* start TASK INPUTS *
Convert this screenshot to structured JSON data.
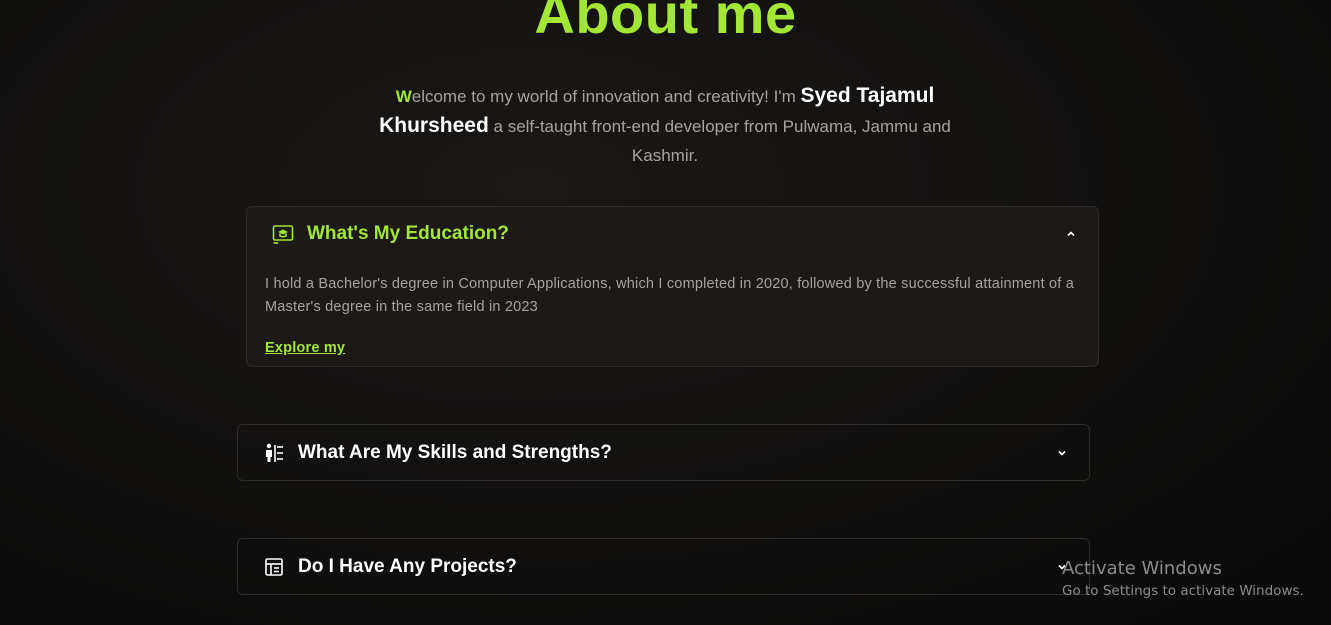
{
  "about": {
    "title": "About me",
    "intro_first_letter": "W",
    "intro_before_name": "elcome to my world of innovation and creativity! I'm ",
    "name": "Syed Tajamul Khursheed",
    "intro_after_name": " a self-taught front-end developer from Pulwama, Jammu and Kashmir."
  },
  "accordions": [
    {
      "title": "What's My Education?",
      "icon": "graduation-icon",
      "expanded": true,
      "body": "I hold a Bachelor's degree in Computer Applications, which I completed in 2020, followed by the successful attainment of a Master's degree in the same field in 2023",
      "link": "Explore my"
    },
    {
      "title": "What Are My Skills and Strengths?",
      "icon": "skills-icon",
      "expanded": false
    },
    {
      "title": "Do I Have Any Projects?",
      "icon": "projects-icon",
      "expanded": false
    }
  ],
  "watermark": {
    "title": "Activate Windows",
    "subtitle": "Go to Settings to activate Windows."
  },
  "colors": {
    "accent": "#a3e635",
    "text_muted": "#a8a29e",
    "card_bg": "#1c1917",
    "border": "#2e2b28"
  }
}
* end TASK INPUTS *
WHAT IS REQUIRED
Give back all entries exactly. No pictures belong in the copy.

OUTPUT
Convert this screenshot to structured JSON data.
{
  "about": {
    "title": "About me",
    "intro_first_letter": "W",
    "intro_before_name": "elcome to my world of innovation and creativity! I'm ",
    "name": "Syed Tajamul Khursheed",
    "intro_after_name": " a self-taught front-end developer from Pulwama, Jammu and Kashmir."
  },
  "accordions": [
    {
      "title": "What's My Education?",
      "icon": "graduation-icon",
      "expanded": true,
      "body": "I hold a Bachelor's degree in Computer Applications, which I completed in 2020, followed by the successful attainment of a Master's degree in the same field in 2023",
      "link": "Explore my"
    },
    {
      "title": "What Are My Skills and Strengths?",
      "icon": "skills-icon",
      "expanded": false
    },
    {
      "title": "Do I Have Any Projects?",
      "icon": "projects-icon",
      "expanded": false
    }
  ],
  "watermark": {
    "title": "Activate Windows",
    "subtitle": "Go to Settings to activate Windows."
  },
  "colors": {
    "accent": "#a3e635",
    "text_muted": "#a8a29e",
    "card_bg": "#1c1917",
    "border": "#2e2b28"
  }
}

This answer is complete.